Short problem. Reproduce each of the following lines verbatim, with every character, number, and bracket unchanged.

Records for processing.
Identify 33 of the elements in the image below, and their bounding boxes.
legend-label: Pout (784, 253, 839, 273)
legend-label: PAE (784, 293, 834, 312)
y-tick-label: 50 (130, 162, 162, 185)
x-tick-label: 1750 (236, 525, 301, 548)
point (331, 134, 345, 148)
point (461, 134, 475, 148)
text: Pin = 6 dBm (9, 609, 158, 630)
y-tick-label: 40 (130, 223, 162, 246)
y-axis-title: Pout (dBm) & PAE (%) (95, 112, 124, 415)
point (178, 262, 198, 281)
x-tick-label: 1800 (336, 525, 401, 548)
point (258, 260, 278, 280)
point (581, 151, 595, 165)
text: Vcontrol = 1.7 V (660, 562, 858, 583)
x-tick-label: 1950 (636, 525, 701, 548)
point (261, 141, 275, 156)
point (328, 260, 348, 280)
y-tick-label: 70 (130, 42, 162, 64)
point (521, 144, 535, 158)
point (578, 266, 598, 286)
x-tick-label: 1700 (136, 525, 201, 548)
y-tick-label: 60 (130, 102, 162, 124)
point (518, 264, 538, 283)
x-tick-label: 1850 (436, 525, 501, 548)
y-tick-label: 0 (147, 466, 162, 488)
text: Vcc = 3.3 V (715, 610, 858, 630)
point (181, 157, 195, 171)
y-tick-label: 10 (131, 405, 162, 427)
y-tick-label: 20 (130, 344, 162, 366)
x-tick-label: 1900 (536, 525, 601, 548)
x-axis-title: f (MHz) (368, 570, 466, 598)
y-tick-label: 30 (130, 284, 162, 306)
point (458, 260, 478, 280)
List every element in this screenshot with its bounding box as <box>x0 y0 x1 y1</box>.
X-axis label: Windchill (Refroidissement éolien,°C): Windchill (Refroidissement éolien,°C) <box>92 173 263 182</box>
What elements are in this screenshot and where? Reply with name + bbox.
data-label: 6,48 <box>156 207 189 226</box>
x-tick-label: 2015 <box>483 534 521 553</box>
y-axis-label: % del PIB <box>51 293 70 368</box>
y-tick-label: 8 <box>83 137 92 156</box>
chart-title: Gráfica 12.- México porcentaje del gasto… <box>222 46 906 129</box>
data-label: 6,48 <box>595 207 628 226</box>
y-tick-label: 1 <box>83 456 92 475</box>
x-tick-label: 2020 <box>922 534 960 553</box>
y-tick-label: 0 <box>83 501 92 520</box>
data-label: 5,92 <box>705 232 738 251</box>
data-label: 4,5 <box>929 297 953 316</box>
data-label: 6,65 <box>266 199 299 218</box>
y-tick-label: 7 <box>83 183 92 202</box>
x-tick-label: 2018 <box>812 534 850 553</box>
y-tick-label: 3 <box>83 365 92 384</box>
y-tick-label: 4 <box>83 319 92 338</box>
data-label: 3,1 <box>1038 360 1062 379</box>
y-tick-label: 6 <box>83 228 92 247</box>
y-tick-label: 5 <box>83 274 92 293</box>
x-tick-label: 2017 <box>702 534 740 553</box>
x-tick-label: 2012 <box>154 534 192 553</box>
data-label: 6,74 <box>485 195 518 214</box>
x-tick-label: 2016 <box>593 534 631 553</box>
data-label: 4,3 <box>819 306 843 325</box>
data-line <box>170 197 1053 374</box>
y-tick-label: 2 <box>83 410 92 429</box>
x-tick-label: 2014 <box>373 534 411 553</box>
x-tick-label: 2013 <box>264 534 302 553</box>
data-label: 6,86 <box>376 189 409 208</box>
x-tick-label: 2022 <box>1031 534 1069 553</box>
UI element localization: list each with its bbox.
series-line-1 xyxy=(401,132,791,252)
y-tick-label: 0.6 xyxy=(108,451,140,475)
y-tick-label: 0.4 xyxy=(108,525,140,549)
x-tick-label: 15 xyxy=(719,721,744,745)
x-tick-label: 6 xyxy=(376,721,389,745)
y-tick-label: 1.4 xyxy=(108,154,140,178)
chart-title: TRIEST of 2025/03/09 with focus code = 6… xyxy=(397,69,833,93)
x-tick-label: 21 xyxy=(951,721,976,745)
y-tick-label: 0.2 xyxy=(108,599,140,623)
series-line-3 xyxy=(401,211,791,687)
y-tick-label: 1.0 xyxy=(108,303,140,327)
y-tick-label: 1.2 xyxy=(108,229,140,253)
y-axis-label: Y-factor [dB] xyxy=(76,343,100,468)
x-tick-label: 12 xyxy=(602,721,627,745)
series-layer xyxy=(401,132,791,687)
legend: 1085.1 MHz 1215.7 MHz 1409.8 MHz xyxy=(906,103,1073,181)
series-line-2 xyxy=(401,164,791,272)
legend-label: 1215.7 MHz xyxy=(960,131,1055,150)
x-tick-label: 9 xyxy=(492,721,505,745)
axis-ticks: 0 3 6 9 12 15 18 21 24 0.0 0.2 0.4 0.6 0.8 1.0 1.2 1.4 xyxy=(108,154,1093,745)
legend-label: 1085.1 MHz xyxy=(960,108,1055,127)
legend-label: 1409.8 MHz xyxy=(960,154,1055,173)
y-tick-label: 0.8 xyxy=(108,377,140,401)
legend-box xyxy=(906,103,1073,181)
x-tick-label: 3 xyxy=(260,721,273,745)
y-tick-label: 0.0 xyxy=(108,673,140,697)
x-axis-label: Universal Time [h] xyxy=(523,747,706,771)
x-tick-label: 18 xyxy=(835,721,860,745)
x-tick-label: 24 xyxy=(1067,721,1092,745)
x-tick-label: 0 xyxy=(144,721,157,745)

Written answer.
Identify 33 of the elements in the image below, and their bounding boxes.
legend-label: Pout (784, 253, 839, 273)
legend-label: PAE (784, 293, 834, 312)
y-tick-label: 50 (130, 162, 162, 185)
x-tick-label: 1750 (236, 525, 301, 548)
point (331, 134, 345, 148)
point (461, 134, 475, 148)
text: Pin = 6 dBm (9, 609, 158, 630)
y-tick-label: 40 (130, 223, 162, 246)
y-axis-title: Pout (dBm) & PAE (%) (95, 112, 124, 415)
point (178, 262, 198, 281)
x-tick-label: 1800 (336, 525, 401, 548)
point (258, 260, 278, 280)
point (581, 151, 595, 165)
text: Vcontrol = 1.7 V (660, 562, 858, 583)
x-tick-label: 1950 (636, 525, 701, 548)
point (261, 141, 275, 156)
point (328, 260, 348, 280)
y-tick-label: 70 (130, 42, 162, 64)
point (521, 144, 535, 158)
point (578, 266, 598, 286)
x-tick-label: 1700 (136, 525, 201, 548)
y-tick-label: 60 (130, 102, 162, 124)
point (518, 264, 538, 283)
x-tick-label: 1850 (436, 525, 501, 548)
y-tick-label: 0 (147, 466, 162, 488)
text: Vcc = 3.3 V (715, 610, 858, 630)
point (181, 157, 195, 171)
y-tick-label: 10 (131, 405, 162, 427)
y-tick-label: 20 (130, 344, 162, 366)
x-tick-label: 1900 (536, 525, 601, 548)
x-axis-title: f (MHz) (368, 570, 466, 598)
y-tick-label: 30 (130, 284, 162, 306)
point (458, 260, 478, 280)
List every element in this screenshot with its bounding box as <box>x0 y0 x1 y1</box>.
X-axis label: Windchill (Refroidissement éolien,°C): Windchill (Refroidissement éolien,°C) <box>92 173 263 182</box>
What elements are in this screenshot and where? Reply with name + bbox.
data-label: 6,48 <box>156 207 189 226</box>
x-tick-label: 2015 <box>483 534 521 553</box>
y-axis-label: % del PIB <box>51 293 70 368</box>
y-tick-label: 8 <box>83 137 92 156</box>
chart-title: Gráfica 12.- México porcentaje del gasto… <box>222 46 906 129</box>
data-label: 6,48 <box>595 207 628 226</box>
y-tick-label: 1 <box>83 456 92 475</box>
x-tick-label: 2020 <box>922 534 960 553</box>
y-tick-label: 0 <box>83 501 92 520</box>
data-label: 5,92 <box>705 232 738 251</box>
data-label: 4,5 <box>929 297 953 316</box>
data-label: 6,65 <box>266 199 299 218</box>
y-tick-label: 7 <box>83 183 92 202</box>
x-tick-label: 2018 <box>812 534 850 553</box>
y-tick-label: 3 <box>83 365 92 384</box>
y-tick-label: 4 <box>83 319 92 338</box>
data-label: 3,1 <box>1038 360 1062 379</box>
y-tick-label: 6 <box>83 228 92 247</box>
y-tick-label: 5 <box>83 274 92 293</box>
x-tick-label: 2017 <box>702 534 740 553</box>
x-tick-label: 2012 <box>154 534 192 553</box>
data-label: 6,74 <box>485 195 518 214</box>
x-tick-label: 2016 <box>593 534 631 553</box>
data-label: 4,3 <box>819 306 843 325</box>
data-line <box>170 197 1053 374</box>
y-tick-label: 2 <box>83 410 92 429</box>
x-tick-label: 2014 <box>373 534 411 553</box>
x-tick-label: 2013 <box>264 534 302 553</box>
data-label: 6,86 <box>376 189 409 208</box>
x-tick-label: 2022 <box>1031 534 1069 553</box>
UI element localization: list each with its bbox.
series-line-1 xyxy=(401,132,791,252)
y-tick-label: 0.6 xyxy=(108,451,140,475)
y-tick-label: 0.4 xyxy=(108,525,140,549)
x-tick-label: 15 xyxy=(719,721,744,745)
x-tick-label: 6 xyxy=(376,721,389,745)
y-tick-label: 1.4 xyxy=(108,154,140,178)
chart-title: TRIEST of 2025/03/09 with focus code = 6… xyxy=(397,69,833,93)
x-tick-label: 21 xyxy=(951,721,976,745)
y-tick-label: 0.2 xyxy=(108,599,140,623)
series-line-3 xyxy=(401,211,791,687)
y-tick-label: 1.0 xyxy=(108,303,140,327)
y-tick-label: 1.2 xyxy=(108,229,140,253)
y-axis-label: Y-factor [dB] xyxy=(76,343,100,468)
x-tick-label: 12 xyxy=(602,721,627,745)
series-layer xyxy=(401,132,791,687)
legend: 1085.1 MHz 1215.7 MHz 1409.8 MHz xyxy=(906,103,1073,181)
series-line-2 xyxy=(401,164,791,272)
legend-label: 1215.7 MHz xyxy=(960,131,1055,150)
x-tick-label: 9 xyxy=(492,721,505,745)
axis-ticks: 0 3 6 9 12 15 18 21 24 0.0 0.2 0.4 0.6 0.8 1.0 1.2 1.4 xyxy=(108,154,1093,745)
legend-label: 1085.1 MHz xyxy=(960,108,1055,127)
legend-label: 1409.8 MHz xyxy=(960,154,1055,173)
y-tick-label: 0.8 xyxy=(108,377,140,401)
legend-box xyxy=(906,103,1073,181)
x-tick-label: 3 xyxy=(260,721,273,745)
y-tick-label: 0.0 xyxy=(108,673,140,697)
x-axis-label: Universal Time [h] xyxy=(523,747,706,771)
x-tick-label: 18 xyxy=(835,721,860,745)
x-tick-label: 24 xyxy=(1067,721,1092,745)
x-tick-label: 0 xyxy=(144,721,157,745)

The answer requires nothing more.